## Begin Excerpted data

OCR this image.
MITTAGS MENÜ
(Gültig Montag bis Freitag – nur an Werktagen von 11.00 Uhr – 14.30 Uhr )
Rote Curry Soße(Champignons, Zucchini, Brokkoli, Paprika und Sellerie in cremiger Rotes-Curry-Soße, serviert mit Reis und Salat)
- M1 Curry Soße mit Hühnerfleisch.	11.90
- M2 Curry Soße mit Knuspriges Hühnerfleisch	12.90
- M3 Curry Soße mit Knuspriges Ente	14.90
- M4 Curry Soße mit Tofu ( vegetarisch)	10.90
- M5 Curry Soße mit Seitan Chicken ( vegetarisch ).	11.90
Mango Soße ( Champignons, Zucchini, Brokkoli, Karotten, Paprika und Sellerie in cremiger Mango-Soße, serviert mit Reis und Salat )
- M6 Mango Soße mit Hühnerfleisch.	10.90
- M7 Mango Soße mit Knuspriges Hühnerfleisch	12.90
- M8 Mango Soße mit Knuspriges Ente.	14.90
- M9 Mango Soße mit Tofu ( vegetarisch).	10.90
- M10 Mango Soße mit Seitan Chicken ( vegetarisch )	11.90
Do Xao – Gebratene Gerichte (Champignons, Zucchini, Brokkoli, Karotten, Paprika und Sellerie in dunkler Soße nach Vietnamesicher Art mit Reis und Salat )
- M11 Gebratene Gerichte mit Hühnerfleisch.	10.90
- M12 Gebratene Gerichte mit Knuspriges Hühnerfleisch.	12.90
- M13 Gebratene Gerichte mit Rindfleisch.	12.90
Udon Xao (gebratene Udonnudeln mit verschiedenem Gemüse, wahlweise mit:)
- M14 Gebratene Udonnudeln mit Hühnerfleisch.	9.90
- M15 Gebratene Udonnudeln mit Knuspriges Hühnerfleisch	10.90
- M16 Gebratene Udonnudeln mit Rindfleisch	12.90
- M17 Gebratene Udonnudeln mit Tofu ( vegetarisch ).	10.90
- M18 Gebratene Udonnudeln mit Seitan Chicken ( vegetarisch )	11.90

## End Excerpted data

Aim of the exercise:
Check every line of the material for the string "Udonnudeln" and give the number of lines that have it, without anything else.

Finished task:
6